Start

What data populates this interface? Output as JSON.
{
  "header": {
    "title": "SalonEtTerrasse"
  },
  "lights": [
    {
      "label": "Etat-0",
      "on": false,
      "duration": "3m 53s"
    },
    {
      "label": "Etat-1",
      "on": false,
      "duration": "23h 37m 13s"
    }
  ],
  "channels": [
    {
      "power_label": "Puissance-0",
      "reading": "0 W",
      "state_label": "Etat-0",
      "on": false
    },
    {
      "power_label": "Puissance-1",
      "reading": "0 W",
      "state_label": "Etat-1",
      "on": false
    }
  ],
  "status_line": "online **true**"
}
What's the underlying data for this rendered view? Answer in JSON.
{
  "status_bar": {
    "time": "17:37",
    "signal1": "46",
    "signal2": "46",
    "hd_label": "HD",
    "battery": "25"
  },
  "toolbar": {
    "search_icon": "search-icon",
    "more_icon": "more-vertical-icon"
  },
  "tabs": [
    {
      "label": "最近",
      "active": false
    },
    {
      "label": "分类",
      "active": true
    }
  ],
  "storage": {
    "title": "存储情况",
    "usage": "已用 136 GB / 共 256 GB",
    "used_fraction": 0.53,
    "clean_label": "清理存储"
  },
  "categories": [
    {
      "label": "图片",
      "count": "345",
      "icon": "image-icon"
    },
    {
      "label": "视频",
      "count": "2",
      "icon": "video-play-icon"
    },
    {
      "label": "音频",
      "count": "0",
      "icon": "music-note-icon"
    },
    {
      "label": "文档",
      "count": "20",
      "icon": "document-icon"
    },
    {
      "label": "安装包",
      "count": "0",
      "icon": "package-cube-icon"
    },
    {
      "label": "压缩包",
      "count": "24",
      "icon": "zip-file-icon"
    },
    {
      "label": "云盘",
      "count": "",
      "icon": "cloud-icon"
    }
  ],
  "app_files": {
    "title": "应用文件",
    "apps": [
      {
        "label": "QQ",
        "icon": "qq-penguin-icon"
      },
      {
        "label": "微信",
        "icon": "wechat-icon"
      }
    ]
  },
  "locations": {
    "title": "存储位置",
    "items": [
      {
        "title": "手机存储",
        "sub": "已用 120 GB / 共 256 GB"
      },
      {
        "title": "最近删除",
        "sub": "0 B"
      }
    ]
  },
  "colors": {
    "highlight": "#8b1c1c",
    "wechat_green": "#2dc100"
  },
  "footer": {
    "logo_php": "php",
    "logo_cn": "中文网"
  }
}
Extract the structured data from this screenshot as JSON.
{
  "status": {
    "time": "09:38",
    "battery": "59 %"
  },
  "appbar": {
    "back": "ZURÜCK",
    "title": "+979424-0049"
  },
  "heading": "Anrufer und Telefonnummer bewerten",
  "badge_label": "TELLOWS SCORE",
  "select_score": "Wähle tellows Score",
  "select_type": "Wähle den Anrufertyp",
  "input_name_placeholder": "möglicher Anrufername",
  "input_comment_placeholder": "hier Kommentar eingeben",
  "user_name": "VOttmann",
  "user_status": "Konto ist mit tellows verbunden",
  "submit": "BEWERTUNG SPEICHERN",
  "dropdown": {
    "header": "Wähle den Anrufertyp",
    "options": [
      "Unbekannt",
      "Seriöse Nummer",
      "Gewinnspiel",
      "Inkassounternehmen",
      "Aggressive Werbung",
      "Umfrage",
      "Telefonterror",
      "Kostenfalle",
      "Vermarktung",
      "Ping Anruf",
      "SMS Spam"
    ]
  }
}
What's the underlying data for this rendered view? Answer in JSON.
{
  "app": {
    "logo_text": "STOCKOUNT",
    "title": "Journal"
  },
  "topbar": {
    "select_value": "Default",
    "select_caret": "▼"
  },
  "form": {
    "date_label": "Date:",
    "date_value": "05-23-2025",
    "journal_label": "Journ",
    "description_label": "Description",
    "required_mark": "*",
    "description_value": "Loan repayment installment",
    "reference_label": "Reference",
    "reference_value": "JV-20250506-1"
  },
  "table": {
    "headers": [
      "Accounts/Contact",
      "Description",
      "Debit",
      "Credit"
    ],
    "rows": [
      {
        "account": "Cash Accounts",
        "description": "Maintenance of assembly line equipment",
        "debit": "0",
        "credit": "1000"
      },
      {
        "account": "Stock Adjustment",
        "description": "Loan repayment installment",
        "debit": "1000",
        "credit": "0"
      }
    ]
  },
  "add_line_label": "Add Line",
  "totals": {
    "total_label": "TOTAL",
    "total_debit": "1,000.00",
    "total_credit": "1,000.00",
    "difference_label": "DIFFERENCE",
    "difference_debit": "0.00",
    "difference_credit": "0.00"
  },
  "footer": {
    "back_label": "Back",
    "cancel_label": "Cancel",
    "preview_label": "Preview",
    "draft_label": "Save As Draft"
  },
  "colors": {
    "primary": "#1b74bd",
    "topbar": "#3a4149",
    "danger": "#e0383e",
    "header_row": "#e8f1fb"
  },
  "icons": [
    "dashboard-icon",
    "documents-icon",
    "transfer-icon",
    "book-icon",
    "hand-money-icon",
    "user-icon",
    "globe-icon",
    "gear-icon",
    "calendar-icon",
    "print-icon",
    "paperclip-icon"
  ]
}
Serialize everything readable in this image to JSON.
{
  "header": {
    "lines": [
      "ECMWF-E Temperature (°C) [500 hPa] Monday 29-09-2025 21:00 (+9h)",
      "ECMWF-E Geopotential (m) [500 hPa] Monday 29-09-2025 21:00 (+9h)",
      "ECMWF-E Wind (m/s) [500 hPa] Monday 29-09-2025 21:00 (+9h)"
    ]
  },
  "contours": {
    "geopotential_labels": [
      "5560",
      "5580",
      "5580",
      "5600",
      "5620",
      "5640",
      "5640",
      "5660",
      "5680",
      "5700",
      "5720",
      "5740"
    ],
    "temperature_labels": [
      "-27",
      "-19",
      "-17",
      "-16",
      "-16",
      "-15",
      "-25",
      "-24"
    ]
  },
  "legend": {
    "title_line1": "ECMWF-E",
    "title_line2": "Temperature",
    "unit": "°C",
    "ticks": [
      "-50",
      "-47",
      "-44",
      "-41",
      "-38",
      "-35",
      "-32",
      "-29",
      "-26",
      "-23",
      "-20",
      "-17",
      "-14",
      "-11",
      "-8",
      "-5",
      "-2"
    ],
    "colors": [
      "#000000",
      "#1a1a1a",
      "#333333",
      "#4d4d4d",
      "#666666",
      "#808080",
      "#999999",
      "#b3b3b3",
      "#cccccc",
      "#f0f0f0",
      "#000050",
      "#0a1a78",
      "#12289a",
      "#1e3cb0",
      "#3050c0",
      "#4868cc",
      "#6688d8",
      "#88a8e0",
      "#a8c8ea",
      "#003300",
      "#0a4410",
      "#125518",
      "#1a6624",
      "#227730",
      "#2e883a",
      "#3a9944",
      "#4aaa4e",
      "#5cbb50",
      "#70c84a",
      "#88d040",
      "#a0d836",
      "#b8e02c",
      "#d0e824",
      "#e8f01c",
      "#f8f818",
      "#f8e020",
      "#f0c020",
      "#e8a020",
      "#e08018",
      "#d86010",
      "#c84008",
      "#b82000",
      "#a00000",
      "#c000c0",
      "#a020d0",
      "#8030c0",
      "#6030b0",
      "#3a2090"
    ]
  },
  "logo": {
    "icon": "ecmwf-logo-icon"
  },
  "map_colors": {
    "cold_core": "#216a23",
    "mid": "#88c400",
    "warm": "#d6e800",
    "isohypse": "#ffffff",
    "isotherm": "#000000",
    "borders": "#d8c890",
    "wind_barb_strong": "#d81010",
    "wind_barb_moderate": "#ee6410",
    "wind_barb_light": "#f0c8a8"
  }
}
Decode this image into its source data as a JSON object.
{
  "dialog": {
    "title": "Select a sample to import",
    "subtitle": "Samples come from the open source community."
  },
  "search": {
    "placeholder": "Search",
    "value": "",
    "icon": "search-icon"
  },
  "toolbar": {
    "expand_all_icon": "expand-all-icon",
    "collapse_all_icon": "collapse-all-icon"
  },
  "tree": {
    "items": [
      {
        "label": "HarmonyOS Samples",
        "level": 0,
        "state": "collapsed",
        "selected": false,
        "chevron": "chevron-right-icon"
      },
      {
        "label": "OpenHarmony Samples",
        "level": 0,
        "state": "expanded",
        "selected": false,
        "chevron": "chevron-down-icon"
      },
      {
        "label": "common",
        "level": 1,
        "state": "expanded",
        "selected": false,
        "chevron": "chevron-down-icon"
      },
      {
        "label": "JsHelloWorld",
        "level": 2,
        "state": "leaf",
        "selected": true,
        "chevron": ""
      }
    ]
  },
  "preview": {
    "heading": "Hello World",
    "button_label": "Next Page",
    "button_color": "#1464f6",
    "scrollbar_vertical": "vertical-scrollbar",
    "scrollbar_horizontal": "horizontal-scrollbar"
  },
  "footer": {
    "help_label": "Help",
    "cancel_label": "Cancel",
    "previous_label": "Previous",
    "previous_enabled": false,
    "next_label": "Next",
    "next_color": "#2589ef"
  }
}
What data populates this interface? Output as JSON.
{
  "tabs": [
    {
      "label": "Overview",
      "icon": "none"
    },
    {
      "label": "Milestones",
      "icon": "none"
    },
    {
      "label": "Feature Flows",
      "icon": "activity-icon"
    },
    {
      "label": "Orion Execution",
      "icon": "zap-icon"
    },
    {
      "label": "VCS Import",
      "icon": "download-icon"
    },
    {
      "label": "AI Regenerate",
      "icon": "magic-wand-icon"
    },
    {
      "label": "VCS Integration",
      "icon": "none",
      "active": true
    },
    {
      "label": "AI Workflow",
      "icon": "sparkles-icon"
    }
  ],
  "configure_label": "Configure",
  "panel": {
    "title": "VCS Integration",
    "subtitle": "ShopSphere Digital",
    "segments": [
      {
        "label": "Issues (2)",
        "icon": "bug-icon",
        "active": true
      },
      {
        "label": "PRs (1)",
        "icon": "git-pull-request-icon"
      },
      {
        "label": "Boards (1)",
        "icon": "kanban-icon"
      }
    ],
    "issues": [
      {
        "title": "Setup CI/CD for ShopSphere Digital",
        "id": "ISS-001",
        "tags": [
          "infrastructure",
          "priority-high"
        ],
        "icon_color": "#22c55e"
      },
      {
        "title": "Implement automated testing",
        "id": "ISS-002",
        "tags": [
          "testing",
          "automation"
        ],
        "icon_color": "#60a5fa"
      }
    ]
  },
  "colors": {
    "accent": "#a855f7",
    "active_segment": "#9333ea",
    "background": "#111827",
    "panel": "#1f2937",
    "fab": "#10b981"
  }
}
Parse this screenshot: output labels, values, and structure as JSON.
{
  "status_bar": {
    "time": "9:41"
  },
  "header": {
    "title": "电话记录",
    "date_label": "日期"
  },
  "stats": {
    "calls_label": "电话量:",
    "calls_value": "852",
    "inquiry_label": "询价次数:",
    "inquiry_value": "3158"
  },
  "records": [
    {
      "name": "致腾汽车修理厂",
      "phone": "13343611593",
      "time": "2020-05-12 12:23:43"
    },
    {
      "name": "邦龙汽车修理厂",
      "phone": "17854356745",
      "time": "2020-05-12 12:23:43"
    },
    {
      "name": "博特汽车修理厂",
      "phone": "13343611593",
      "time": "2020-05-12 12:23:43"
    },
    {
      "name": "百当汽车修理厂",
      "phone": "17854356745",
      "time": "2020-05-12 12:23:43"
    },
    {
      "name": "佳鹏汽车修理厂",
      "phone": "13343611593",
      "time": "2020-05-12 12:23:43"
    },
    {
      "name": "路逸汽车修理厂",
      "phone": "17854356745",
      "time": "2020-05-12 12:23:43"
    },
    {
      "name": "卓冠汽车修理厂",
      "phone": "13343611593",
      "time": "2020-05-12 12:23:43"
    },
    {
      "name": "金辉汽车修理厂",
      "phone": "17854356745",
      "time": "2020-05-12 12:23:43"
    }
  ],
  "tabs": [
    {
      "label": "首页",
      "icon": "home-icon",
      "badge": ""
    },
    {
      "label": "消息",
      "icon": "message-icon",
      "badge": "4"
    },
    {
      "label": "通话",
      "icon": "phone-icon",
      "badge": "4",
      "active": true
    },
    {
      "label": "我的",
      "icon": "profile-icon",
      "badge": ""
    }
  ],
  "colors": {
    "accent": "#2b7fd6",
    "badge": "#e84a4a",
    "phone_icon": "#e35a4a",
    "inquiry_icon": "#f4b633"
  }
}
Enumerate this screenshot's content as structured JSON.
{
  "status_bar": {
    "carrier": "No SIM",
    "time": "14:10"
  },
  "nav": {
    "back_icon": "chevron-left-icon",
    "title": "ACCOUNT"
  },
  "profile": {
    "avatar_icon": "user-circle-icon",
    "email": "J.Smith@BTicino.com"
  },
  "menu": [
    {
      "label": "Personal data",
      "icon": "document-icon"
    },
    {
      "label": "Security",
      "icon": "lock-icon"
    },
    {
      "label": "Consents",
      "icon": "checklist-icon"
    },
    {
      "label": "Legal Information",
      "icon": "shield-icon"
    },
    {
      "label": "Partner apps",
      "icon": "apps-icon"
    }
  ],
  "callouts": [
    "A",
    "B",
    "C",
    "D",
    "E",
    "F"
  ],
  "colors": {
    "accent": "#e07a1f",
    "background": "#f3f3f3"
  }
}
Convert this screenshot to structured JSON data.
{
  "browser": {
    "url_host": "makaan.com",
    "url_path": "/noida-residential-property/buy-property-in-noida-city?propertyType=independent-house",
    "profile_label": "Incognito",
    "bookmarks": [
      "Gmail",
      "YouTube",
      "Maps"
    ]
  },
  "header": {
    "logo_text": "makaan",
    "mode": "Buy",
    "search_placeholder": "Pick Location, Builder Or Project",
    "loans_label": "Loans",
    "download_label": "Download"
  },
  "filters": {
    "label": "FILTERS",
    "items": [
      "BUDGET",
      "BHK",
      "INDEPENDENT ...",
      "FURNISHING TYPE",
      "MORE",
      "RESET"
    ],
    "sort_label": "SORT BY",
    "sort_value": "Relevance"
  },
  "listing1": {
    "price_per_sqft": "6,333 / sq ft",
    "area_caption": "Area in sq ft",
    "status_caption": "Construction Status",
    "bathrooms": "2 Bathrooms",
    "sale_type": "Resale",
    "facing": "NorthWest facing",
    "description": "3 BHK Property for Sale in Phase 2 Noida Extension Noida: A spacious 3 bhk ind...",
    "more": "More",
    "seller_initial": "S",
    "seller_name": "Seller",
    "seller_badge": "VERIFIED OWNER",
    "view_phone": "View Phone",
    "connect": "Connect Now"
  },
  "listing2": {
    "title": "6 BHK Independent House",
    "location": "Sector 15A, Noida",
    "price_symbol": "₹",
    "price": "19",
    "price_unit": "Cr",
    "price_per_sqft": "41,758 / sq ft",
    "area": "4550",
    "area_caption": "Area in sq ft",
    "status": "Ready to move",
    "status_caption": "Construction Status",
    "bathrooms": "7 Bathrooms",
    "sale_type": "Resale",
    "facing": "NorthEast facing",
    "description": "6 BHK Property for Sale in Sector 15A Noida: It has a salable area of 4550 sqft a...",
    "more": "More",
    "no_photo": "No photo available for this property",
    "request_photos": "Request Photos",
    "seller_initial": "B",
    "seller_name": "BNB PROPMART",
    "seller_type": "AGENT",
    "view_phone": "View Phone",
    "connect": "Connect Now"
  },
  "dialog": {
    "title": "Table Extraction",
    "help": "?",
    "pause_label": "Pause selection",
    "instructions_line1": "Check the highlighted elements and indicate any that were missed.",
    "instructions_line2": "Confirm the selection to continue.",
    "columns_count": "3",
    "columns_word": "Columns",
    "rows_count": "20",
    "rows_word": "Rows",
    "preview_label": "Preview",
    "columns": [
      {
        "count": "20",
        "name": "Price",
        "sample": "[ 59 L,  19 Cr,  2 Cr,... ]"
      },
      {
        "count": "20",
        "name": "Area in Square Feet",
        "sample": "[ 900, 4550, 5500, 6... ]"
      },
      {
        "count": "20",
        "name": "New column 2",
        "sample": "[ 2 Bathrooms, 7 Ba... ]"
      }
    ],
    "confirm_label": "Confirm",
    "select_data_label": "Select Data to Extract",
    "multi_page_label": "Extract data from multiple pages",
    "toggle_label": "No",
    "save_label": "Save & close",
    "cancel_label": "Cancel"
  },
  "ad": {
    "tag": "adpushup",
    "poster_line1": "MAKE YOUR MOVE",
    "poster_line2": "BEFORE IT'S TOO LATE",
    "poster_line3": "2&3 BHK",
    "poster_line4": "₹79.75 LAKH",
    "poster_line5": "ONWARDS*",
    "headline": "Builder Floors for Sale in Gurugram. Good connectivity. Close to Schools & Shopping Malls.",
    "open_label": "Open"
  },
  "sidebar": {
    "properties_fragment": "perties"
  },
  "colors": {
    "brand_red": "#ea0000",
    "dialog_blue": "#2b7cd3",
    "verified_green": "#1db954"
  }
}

End

> Work to do
Find each line holding the word "repayment" and copy it.

> Exercise solution
    "description_value": "Loan repayment installment",
        "description": "Loan repayment installment",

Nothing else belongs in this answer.